■ GOAL
An exact copy of the records is required, minus the pictures they hold.

※

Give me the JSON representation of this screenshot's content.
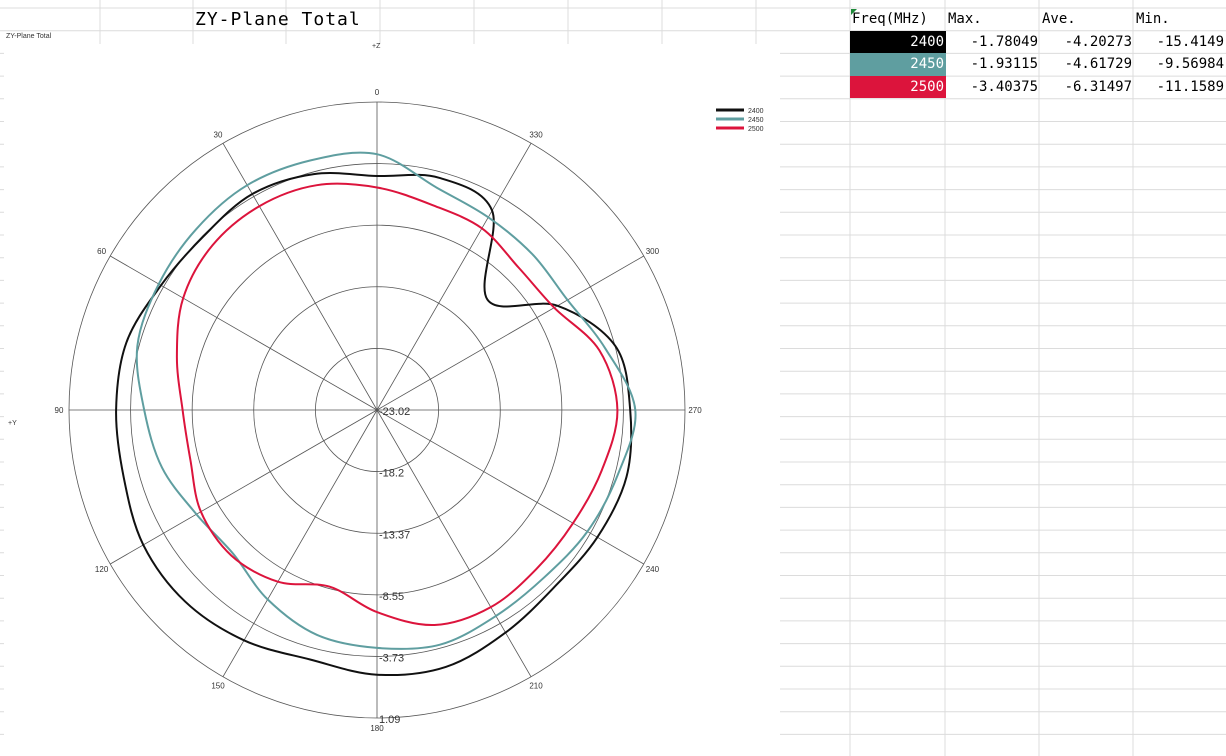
{
  "sheet": {
    "title": "ZY-Plane Total"
  },
  "chart_data": {
    "type": "polar",
    "title": "ZY-Plane Total",
    "axis_labels": {
      "top": "+Z",
      "left": "+Y"
    },
    "angle_ticks": [
      "0",
      "30",
      "60",
      "90",
      "120",
      "150",
      "180",
      "210",
      "240",
      "270",
      "300",
      "330"
    ],
    "radial_ticks": [
      "-23.02",
      "-18.2",
      "-13.37",
      "-8.55",
      "-3.73",
      "1.09"
    ],
    "rlim": [
      -23.02,
      1.09
    ],
    "grid": true,
    "legend_position": "top-right",
    "series": [
      {
        "name": "2400",
        "color": "#111111",
        "angles": [
          0,
          15,
          30,
          45,
          60,
          75,
          90,
          105,
          120,
          135,
          150,
          165,
          180,
          195,
          210,
          225,
          240,
          255,
          270,
          285,
          300,
          315,
          330,
          345
        ],
        "values": [
          -4.7,
          -3.9,
          -3.5,
          -3.8,
          -3.5,
          -2.7,
          -2.6,
          -2.5,
          -1.9,
          -1.8,
          -2.2,
          -2.8,
          -2.3,
          -2.2,
          -2.9,
          -3.4,
          -3.1,
          -2.8,
          -3.2,
          -3.7,
          -6.7,
          -10.8,
          -5.0,
          -4.2
        ]
      },
      {
        "name": "2450",
        "color": "#5f9ea0",
        "angles": [
          0,
          15,
          30,
          45,
          60,
          75,
          90,
          105,
          120,
          135,
          150,
          165,
          180,
          195,
          210,
          225,
          240,
          255,
          270,
          285,
          300,
          315,
          330,
          345
        ],
        "values": [
          -3.0,
          -2.8,
          -2.7,
          -3.0,
          -3.3,
          -3.6,
          -4.8,
          -5.6,
          -6.7,
          -7.1,
          -5.9,
          -4.8,
          -4.4,
          -4.0,
          -4.4,
          -4.5,
          -4.0,
          -3.5,
          -2.8,
          -4.5,
          -5.8,
          -5.8,
          -5.6,
          -5.0
        ]
      },
      {
        "name": "2500",
        "color": "#dc143c",
        "angles": [
          0,
          15,
          30,
          45,
          60,
          75,
          90,
          105,
          120,
          135,
          150,
          165,
          180,
          195,
          210,
          225,
          240,
          255,
          270,
          285,
          300,
          315,
          330,
          345
        ],
        "values": [
          -5.6,
          -4.8,
          -4.6,
          -4.8,
          -5.5,
          -6.8,
          -7.8,
          -7.9,
          -7.1,
          -6.9,
          -7.5,
          -8.7,
          -7.2,
          -5.6,
          -5.2,
          -5.4,
          -5.3,
          -4.8,
          -4.2,
          -5.0,
          -7.0,
          -7.3,
          -6.6,
          -6.4
        ]
      }
    ]
  },
  "table": {
    "headers": [
      "Freq(MHz)",
      "Max.",
      "Ave.",
      "Min."
    ],
    "rows": [
      {
        "freq": "2400",
        "max": "-1.78049",
        "ave": "-4.20273",
        "min": "-15.4149",
        "color": "#000000"
      },
      {
        "freq": "2450",
        "max": "-1.93115",
        "ave": "-4.61729",
        "min": "-9.56984",
        "color": "#5f9ea0"
      },
      {
        "freq": "2500",
        "max": "-3.40375",
        "ave": "-6.31497",
        "min": "-11.1589",
        "color": "#dc143c"
      }
    ]
  }
}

※

■ WRITTEN RESPONSE
Give me the JSON representation of this screenshot's content.
{
  "sheet": {
    "title": "ZY-Plane Total"
  },
  "chart_data": {
    "type": "polar",
    "title": "ZY-Plane Total",
    "axis_labels": {
      "top": "+Z",
      "left": "+Y"
    },
    "angle_ticks": [
      "0",
      "30",
      "60",
      "90",
      "120",
      "150",
      "180",
      "210",
      "240",
      "270",
      "300",
      "330"
    ],
    "radial_ticks": [
      "-23.02",
      "-18.2",
      "-13.37",
      "-8.55",
      "-3.73",
      "1.09"
    ],
    "rlim": [
      -23.02,
      1.09
    ],
    "grid": true,
    "legend_position": "top-right",
    "series": [
      {
        "name": "2400",
        "color": "#111111",
        "angles": [
          0,
          15,
          30,
          45,
          60,
          75,
          90,
          105,
          120,
          135,
          150,
          165,
          180,
          195,
          210,
          225,
          240,
          255,
          270,
          285,
          300,
          315,
          330,
          345
        ],
        "values": [
          -4.7,
          -3.9,
          -3.5,
          -3.8,
          -3.5,
          -2.7,
          -2.6,
          -2.5,
          -1.9,
          -1.8,
          -2.2,
          -2.8,
          -2.3,
          -2.2,
          -2.9,
          -3.4,
          -3.1,
          -2.8,
          -3.2,
          -3.7,
          -6.7,
          -10.8,
          -5.0,
          -4.2
        ]
      },
      {
        "name": "2450",
        "color": "#5f9ea0",
        "angles": [
          0,
          15,
          30,
          45,
          60,
          75,
          90,
          105,
          120,
          135,
          150,
          165,
          180,
          195,
          210,
          225,
          240,
          255,
          270,
          285,
          300,
          315,
          330,
          345
        ],
        "values": [
          -3.0,
          -2.8,
          -2.7,
          -3.0,
          -3.3,
          -3.6,
          -4.8,
          -5.6,
          -6.7,
          -7.1,
          -5.9,
          -4.8,
          -4.4,
          -4.0,
          -4.4,
          -4.5,
          -4.0,
          -3.5,
          -2.8,
          -4.5,
          -5.8,
          -5.8,
          -5.6,
          -5.0
        ]
      },
      {
        "name": "2500",
        "color": "#dc143c",
        "angles": [
          0,
          15,
          30,
          45,
          60,
          75,
          90,
          105,
          120,
          135,
          150,
          165,
          180,
          195,
          210,
          225,
          240,
          255,
          270,
          285,
          300,
          315,
          330,
          345
        ],
        "values": [
          -5.6,
          -4.8,
          -4.6,
          -4.8,
          -5.5,
          -6.8,
          -7.8,
          -7.9,
          -7.1,
          -6.9,
          -7.5,
          -8.7,
          -7.2,
          -5.6,
          -5.2,
          -5.4,
          -5.3,
          -4.8,
          -4.2,
          -5.0,
          -7.0,
          -7.3,
          -6.6,
          -6.4
        ]
      }
    ]
  },
  "table": {
    "headers": [
      "Freq(MHz)",
      "Max.",
      "Ave.",
      "Min."
    ],
    "rows": [
      {
        "freq": "2400",
        "max": "-1.78049",
        "ave": "-4.20273",
        "min": "-15.4149",
        "color": "#000000"
      },
      {
        "freq": "2450",
        "max": "-1.93115",
        "ave": "-4.61729",
        "min": "-9.56984",
        "color": "#5f9ea0"
      },
      {
        "freq": "2500",
        "max": "-3.40375",
        "ave": "-6.31497",
        "min": "-11.1589",
        "color": "#dc143c"
      }
    ]
  }
}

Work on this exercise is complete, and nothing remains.